- **YOUR INSTRUCTIONS**
Print all entries precisely as they are written.

- **SOURCE MATERIAL**
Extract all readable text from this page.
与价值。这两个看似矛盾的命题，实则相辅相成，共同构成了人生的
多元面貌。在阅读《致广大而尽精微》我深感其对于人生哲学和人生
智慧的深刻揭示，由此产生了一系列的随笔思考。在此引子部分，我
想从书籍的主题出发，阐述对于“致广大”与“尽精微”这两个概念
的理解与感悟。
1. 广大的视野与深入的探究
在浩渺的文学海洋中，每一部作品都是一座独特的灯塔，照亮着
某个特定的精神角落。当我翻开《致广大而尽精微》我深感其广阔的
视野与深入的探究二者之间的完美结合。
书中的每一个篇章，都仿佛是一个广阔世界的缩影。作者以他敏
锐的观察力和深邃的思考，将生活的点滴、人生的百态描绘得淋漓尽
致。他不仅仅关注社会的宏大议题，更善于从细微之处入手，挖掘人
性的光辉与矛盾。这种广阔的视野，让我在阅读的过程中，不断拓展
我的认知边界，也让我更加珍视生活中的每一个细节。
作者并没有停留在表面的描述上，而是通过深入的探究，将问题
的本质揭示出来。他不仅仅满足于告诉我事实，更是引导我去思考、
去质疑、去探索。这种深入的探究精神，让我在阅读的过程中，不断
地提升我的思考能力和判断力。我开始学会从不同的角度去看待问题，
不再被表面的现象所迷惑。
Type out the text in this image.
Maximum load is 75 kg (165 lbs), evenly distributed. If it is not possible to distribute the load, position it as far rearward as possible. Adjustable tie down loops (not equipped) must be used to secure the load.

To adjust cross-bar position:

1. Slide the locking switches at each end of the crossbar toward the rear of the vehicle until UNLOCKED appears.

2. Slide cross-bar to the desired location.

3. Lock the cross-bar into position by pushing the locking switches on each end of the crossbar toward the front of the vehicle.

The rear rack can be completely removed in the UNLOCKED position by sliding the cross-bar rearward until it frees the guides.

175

- **CORRECT OUTPUT**
Extract all readable text from this page.
与价值。这两个看似矛盾的命题，实则相辅相成，共同构成了人生的
多元面貌。在阅读《致广大而尽精微》我深感其对于人生哲学和人生
智慧的深刻揭示，由此产生了一系列的随笔思考。在此引子部分，我
想从书籍的主题出发，阐述对于“致广大”与“尽精微”这两个概念
的理解与感悟。
1. 广大的视野与深入的探究
在浩渺的文学海洋中，每一部作品都是一座独特的灯塔，照亮着
某个特定的精神角落。当我翻开《致广大而尽精微》我深感其广阔的
视野与深入的探究二者之间的完美结合。
书中的每一个篇章，都仿佛是一个广阔世界的缩影。作者以他敏
锐的观察力和深邃的思考，将生活的点滴、人生的百态描绘得淋漓尽
致。他不仅仅关注社会的宏大议题，更善于从细微之处入手，挖掘人
性的光辉与矛盾。这种广阔的视野，让我在阅读的过程中，不断拓展
我的认知边界，也让我更加珍视生活中的每一个细节。
作者并没有停留在表面的描述上，而是通过深入的探究，将问题
的本质揭示出来。他不仅仅满足于告诉我事实，更是引导我去思考、
去质疑、去探索。这种深入的探究精神，让我在阅读的过程中，不断
地提升我的思考能力和判断力。我开始学会从不同的角度去看待问题，
不再被表面的现象所迷惑。
Type out the text in this image.
Maximum load is 75 kg (165 lbs), evenly distributed. If it is not possible to distribute the load, position it as far rearward as possible. Adjustable tie down loops (not equipped) must be used to secure the load.

To adjust cross-bar position:

1. Slide the locking switches at each end of the crossbar toward the rear of the vehicle until UNLOCKED appears.

2. Slide cross-bar to the desired location.

3. Lock the cross-bar into position by pushing the locking switches on each end of the crossbar toward the front of the vehicle.

The rear rack can be completely removed in the UNLOCKED position by sliding the cross-bar rearward until it frees the guides.

175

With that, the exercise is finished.